Exercise task A: Copy the forum thread about the init script failure below word for word.

Text provided:
8.04 and RedHat/CentOS init script issue
Hi,
I installed 8.04 via RPM on Centos 4.2 which is the same as RedHat 4.2
and while booting the init script reports that the daemon [FAILED], but
after I logon it shows the postmaster running and I am able to connect
from any client remotely.
I made not modifcations to the script and there is nothing out of the
ordinary in the log.
Thanks,
Tony
Hi,
On Tue, 18 Oct 2005, Tony Caduto wrote:
I installed 8.04 via RPM on Centos 4.2 which is the same as RedHat 4.2 and
while booting the init script reports that the daemon [FAILED], but after I
logon it shows the postmaster running and I am able to connect from any
client remotely.I made not modifcations to the script and there is nothing out of the
ordinary in the log.

Listing:
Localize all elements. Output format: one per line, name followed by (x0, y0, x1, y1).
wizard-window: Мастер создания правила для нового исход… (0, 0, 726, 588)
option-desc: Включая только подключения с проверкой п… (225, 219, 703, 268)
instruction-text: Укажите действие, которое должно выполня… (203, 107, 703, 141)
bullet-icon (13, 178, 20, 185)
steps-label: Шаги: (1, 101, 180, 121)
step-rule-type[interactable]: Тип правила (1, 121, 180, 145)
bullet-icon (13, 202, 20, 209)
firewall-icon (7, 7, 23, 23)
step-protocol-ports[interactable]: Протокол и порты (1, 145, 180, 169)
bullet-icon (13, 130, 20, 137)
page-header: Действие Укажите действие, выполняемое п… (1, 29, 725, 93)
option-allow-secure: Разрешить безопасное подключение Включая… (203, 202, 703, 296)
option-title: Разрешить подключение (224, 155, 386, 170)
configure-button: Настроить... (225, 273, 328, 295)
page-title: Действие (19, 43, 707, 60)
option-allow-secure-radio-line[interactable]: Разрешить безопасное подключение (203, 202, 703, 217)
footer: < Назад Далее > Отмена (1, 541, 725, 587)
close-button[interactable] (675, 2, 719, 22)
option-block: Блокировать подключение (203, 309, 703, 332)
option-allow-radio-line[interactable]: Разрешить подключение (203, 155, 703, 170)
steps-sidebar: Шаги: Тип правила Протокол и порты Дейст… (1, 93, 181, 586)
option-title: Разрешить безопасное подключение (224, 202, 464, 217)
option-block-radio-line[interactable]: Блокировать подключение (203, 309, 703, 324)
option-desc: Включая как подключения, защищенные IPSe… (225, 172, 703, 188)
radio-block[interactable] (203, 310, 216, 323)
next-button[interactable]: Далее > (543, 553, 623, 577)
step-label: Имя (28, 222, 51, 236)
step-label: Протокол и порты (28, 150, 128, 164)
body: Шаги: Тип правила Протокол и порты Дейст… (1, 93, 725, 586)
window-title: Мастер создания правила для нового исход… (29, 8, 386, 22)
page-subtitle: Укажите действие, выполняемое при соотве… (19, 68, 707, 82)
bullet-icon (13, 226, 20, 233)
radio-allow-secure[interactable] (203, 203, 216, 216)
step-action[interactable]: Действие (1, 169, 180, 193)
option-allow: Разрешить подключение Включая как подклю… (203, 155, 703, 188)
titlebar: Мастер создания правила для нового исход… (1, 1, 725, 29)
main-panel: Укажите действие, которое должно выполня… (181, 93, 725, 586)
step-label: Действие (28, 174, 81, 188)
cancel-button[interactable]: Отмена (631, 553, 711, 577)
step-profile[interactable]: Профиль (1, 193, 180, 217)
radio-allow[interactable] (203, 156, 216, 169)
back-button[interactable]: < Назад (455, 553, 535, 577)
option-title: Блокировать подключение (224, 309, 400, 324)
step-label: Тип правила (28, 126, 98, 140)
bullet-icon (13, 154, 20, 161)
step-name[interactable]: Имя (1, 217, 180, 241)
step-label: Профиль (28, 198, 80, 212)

Exercise task B: Write out the records verbatim, starting with their first line and ending with the line that contains "option-desc: Включая как", including both of those lines.

Worked solution A:
8.04 and RedHat/CentOS init script issue
Hi,
I installed 8.04 via RPM on Centos 4.2 which is the same as RedHat 4.2
and while booting the init script reports that the daemon [FAILED], but
after I logon it shows the postmaster running and I am able to connect
from any client remotely.
I made not modifcations to the script and there is nothing out of the
ordinary in the log.
Thanks,
Tony
Hi,
On Tue, 18 Oct 2005, Tony Caduto wrote:
I installed 8.04 via RPM on Centos 4.2 which is the same as RedHat 4.2 and
while booting the init script reports that the daemon [FAILED], but after I
logon it shows the postmaster running and I am able to connect from any
client remotely.I made not modifcations to the script and there is nothing out of the
ordinary in the log.

Worked solution B:
Localize all elements. Output format: one per line, name followed by (x0, y0, x1, y1).
wizard-window: Мастер создания правила для нового исход… (0, 0, 726, 588)
option-desc: Включая только подключения с проверкой п… (225, 219, 703, 268)
instruction-text: Укажите действие, которое должно выполня… (203, 107, 703, 141)
bullet-icon (13, 178, 20, 185)
steps-label: Шаги: (1, 101, 180, 121)
step-rule-type[interactable]: Тип правила (1, 121, 180, 145)
bullet-icon (13, 202, 20, 209)
firewall-icon (7, 7, 23, 23)
step-protocol-ports[interactable]: Протокол и порты (1, 145, 180, 169)
bullet-icon (13, 130, 20, 137)
page-header: Действие Укажите действие, выполняемое п… (1, 29, 725, 93)
option-allow-secure: Разрешить безопасное подключение Включая… (203, 202, 703, 296)
option-title: Разрешить подключение (224, 155, 386, 170)
configure-button: Настроить... (225, 273, 328, 295)
page-title: Действие (19, 43, 707, 60)
option-allow-secure-radio-line[interactable]: Разрешить безопасное подключение (203, 202, 703, 217)
footer: < Назад Далее > Отмена (1, 541, 725, 587)
close-button[interactable] (675, 2, 719, 22)
option-block: Блокировать подключение (203, 309, 703, 332)
option-allow-radio-line[interactable]: Разрешить подключение (203, 155, 703, 170)
steps-sidebar: Шаги: Тип правила Протокол и порты Дейст… (1, 93, 181, 586)
option-title: Разрешить безопасное подключение (224, 202, 464, 217)
option-block-radio-line[interactable]: Блокировать подключение (203, 309, 703, 324)
option-desc: Включая как подключения, защищенные IPSe… (225, 172, 703, 188)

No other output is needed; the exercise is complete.